» **Problem**
Copy every record below exactly.

********

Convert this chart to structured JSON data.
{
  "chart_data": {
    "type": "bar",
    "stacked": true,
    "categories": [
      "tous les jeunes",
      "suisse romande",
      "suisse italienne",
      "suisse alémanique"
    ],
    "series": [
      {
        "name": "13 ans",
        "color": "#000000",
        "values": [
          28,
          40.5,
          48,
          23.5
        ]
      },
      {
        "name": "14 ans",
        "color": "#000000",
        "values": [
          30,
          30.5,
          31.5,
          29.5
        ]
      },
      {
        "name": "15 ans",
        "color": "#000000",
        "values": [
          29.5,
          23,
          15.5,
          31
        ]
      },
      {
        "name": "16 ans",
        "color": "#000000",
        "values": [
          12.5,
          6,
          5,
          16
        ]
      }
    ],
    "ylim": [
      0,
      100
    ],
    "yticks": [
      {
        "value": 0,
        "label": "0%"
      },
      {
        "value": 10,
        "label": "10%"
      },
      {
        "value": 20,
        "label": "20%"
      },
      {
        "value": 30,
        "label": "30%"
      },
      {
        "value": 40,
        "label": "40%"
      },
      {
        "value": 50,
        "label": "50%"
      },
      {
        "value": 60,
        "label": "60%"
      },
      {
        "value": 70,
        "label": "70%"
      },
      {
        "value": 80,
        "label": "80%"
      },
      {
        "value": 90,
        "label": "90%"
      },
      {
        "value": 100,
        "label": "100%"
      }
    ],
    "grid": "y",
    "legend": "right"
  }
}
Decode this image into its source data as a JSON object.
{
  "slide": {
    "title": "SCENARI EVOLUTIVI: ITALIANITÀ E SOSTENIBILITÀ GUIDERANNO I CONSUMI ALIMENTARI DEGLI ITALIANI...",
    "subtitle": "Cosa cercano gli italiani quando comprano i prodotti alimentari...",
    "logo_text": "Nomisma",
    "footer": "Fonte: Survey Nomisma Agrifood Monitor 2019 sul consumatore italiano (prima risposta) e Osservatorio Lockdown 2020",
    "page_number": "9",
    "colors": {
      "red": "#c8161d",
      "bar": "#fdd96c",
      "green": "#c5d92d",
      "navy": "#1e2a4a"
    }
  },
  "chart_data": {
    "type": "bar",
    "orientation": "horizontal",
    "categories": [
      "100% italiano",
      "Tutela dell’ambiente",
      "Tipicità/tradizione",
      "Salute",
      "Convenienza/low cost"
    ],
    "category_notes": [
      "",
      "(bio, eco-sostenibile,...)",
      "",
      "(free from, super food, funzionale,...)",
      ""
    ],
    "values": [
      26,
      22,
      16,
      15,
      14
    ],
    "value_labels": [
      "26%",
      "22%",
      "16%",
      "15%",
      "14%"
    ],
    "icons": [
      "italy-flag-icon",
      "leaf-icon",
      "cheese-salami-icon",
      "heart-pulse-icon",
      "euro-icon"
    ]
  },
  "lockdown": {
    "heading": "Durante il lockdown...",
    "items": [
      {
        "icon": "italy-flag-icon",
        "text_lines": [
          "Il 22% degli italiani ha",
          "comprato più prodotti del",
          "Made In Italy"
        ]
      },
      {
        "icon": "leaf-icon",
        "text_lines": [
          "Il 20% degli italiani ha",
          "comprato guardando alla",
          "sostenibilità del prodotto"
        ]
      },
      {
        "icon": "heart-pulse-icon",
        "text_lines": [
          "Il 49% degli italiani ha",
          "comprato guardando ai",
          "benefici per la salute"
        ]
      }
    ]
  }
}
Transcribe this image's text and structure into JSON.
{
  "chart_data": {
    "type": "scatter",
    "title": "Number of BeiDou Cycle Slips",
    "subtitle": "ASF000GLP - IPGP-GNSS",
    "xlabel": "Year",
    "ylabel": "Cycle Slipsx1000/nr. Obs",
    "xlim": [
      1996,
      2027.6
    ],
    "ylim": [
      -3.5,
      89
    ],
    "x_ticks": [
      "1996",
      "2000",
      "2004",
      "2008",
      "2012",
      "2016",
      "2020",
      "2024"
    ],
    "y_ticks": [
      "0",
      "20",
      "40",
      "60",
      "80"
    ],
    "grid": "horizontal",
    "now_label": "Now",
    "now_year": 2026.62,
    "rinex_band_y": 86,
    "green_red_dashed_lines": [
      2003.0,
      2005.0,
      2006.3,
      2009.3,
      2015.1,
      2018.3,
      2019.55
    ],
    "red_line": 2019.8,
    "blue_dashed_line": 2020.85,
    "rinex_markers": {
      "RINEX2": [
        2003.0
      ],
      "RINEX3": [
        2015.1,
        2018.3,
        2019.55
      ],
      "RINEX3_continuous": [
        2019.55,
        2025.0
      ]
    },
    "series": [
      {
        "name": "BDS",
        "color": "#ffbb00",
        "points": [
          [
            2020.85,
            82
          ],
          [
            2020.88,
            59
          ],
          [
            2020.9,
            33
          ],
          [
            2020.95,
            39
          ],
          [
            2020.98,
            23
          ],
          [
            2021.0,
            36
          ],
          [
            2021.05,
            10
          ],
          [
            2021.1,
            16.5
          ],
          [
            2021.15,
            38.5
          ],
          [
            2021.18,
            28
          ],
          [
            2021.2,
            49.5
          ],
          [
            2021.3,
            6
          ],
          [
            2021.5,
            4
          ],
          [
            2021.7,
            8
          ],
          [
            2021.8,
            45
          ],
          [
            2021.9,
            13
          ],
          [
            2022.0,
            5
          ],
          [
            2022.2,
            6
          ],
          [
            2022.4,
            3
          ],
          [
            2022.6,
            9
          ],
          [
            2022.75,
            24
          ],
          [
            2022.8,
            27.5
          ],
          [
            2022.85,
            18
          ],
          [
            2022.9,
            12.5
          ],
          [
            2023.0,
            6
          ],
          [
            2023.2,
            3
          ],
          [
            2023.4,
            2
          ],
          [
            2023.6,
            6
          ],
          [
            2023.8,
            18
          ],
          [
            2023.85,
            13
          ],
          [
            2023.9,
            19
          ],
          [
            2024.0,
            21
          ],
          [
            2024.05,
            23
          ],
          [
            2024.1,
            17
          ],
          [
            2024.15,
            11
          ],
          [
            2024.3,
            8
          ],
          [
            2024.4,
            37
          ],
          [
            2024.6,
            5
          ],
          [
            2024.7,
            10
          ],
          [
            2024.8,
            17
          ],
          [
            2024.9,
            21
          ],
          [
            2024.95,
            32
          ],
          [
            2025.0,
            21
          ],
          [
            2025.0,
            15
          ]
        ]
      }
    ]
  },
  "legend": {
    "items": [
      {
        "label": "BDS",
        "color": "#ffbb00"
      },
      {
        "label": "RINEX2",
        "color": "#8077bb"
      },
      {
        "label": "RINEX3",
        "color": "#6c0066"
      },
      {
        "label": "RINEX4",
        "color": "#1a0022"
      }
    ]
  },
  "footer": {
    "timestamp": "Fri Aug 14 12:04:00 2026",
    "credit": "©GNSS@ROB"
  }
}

********

» **Answer to this task**
Convert this chart to structured JSON data.
{
  "chart_data": {
    "type": "bar",
    "stacked": true,
    "categories": [
      "tous les jeunes",
      "suisse romande",
      "suisse italienne",
      "suisse alémanique"
    ],
    "series": [
      {
        "name": "13 ans",
        "color": "#000000",
        "values": [
          28,
          40.5,
          48,
          23.5
        ]
      },
      {
        "name": "14 ans",
        "color": "#000000",
        "values": [
          30,
          30.5,
          31.5,
          29.5
        ]
      },
      {
        "name": "15 ans",
        "color": "#000000",
        "values": [
          29.5,
          23,
          15.5,
          31
        ]
      },
      {
        "name": "16 ans",
        "color": "#000000",
        "values": [
          12.5,
          6,
          5,
          16
        ]
      }
    ],
    "ylim": [
      0,
      100
    ],
    "yticks": [
      {
        "value": 0,
        "label": "0%"
      },
      {
        "value": 10,
        "label": "10%"
      },
      {
        "value": 20,
        "label": "20%"
      },
      {
        "value": 30,
        "label": "30%"
      },
      {
        "value": 40,
        "label": "40%"
      },
      {
        "value": 50,
        "label": "50%"
      },
      {
        "value": 60,
        "label": "60%"
      },
      {
        "value": 70,
        "label": "70%"
      },
      {
        "value": 80,
        "label": "80%"
      },
      {
        "value": 90,
        "label": "90%"
      },
      {
        "value": 100,
        "label": "100%"
      }
    ],
    "grid": "y",
    "legend": "right"
  }
}
Decode this image into its source data as a JSON object.
{
  "slide": {
    "title": "SCENARI EVOLUTIVI: ITALIANITÀ E SOSTENIBILITÀ GUIDERANNO I CONSUMI ALIMENTARI DEGLI ITALIANI...",
    "subtitle": "Cosa cercano gli italiani quando comprano i prodotti alimentari...",
    "logo_text": "Nomisma",
    "footer": "Fonte: Survey Nomisma Agrifood Monitor 2019 sul consumatore italiano (prima risposta) e Osservatorio Lockdown 2020",
    "page_number": "9",
    "colors": {
      "red": "#c8161d",
      "bar": "#fdd96c",
      "green": "#c5d92d",
      "navy": "#1e2a4a"
    }
  },
  "chart_data": {
    "type": "bar",
    "orientation": "horizontal",
    "categories": [
      "100% italiano",
      "Tutela dell’ambiente",
      "Tipicità/tradizione",
      "Salute",
      "Convenienza/low cost"
    ],
    "category_notes": [
      "",
      "(bio, eco-sostenibile,...)",
      "",
      "(free from, super food, funzionale,...)",
      ""
    ],
    "values": [
      26,
      22,
      16,
      15,
      14
    ],
    "value_labels": [
      "26%",
      "22%",
      "16%",
      "15%",
      "14%"
    ],
    "icons": [
      "italy-flag-icon",
      "leaf-icon",
      "cheese-salami-icon",
      "heart-pulse-icon",
      "euro-icon"
    ]
  },
  "lockdown": {
    "heading": "Durante il lockdown...",
    "items": [
      {
        "icon": "italy-flag-icon",
        "text_lines": [
          "Il 22% degli italiani ha",
          "comprato più prodotti del",
          "Made In Italy"
        ]
      },
      {
        "icon": "leaf-icon",
        "text_lines": [
          "Il 20% degli italiani ha",
          "comprato guardando alla",
          "sostenibilità del prodotto"
        ]
      },
      {
        "icon": "heart-pulse-icon",
        "text_lines": [
          "Il 49% degli italiani ha",
          "comprato guardando ai",
          "benefici per la salute"
        ]
      }
    ]
  }
}
Transcribe this image's text and structure into JSON.
{
  "chart_data": {
    "type": "scatter",
    "title": "Number of BeiDou Cycle Slips",
    "subtitle": "ASF000GLP - IPGP-GNSS",
    "xlabel": "Year",
    "ylabel": "Cycle Slipsx1000/nr. Obs",
    "xlim": [
      1996,
      2027.6
    ],
    "ylim": [
      -3.5,
      89
    ],
    "x_ticks": [
      "1996",
      "2000",
      "2004",
      "2008",
      "2012",
      "2016",
      "2020",
      "2024"
    ],
    "y_ticks": [
      "0",
      "20",
      "40",
      "60",
      "80"
    ],
    "grid": "horizontal",
    "now_label": "Now",
    "now_year": 2026.62,
    "rinex_band_y": 86,
    "green_red_dashed_lines": [
      2003.0,
      2005.0,
      2006.3,
      2009.3,
      2015.1,
      2018.3,
      2019.55
    ],
    "red_line": 2019.8,
    "blue_dashed_line": 2020.85,
    "rinex_markers": {
      "RINEX2": [
        2003.0
      ],
      "RINEX3": [
        2015.1,
        2018.3,
        2019.55
      ],
      "RINEX3_continuous": [
        2019.55,
        2025.0
      ]
    },
    "series": [
      {
        "name": "BDS",
        "color": "#ffbb00",
        "points": [
          [
            2020.85,
            82
          ],
          [
            2020.88,
            59
          ],
          [
            2020.9,
            33
          ],
          [
            2020.95,
            39
          ],
          [
            2020.98,
            23
          ],
          [
            2021.0,
            36
          ],
          [
            2021.05,
            10
          ],
          [
            2021.1,
            16.5
          ],
          [
            2021.15,
            38.5
          ],
          [
            2021.18,
            28
          ],
          [
            2021.2,
            49.5
          ],
          [
            2021.3,
            6
          ],
          [
            2021.5,
            4
          ],
          [
            2021.7,
            8
          ],
          [
            2021.8,
            45
          ],
          [
            2021.9,
            13
          ],
          [
            2022.0,
            5
          ],
          [
            2022.2,
            6
          ],
          [
            2022.4,
            3
          ],
          [
            2022.6,
            9
          ],
          [
            2022.75,
            24
          ],
          [
            2022.8,
            27.5
          ],
          [
            2022.85,
            18
          ],
          [
            2022.9,
            12.5
          ],
          [
            2023.0,
            6
          ],
          [
            2023.2,
            3
          ],
          [
            2023.4,
            2
          ],
          [
            2023.6,
            6
          ],
          [
            2023.8,
            18
          ],
          [
            2023.85,
            13
          ],
          [
            2023.9,
            19
          ],
          [
            2024.0,
            21
          ],
          [
            2024.05,
            23
          ],
          [
            2024.1,
            17
          ],
          [
            2024.15,
            11
          ],
          [
            2024.3,
            8
          ],
          [
            2024.4,
            37
          ],
          [
            2024.6,
            5
          ],
          [
            2024.7,
            10
          ],
          [
            2024.8,
            17
          ],
          [
            2024.9,
            21
          ],
          [
            2024.95,
            32
          ],
          [
            2025.0,
            21
          ],
          [
            2025.0,
            15
          ]
        ]
      }
    ]
  },
  "legend": {
    "items": [
      {
        "label": "BDS",
        "color": "#ffbb00"
      },
      {
        "label": "RINEX2",
        "color": "#8077bb"
      },
      {
        "label": "RINEX3",
        "color": "#6c0066"
      },
      {
        "label": "RINEX4",
        "color": "#1a0022"
      }
    ]
  },
  "footer": {
    "timestamp": "Fri Aug 14 12:04:00 2026",
    "credit": "©GNSS@ROB"
  }
}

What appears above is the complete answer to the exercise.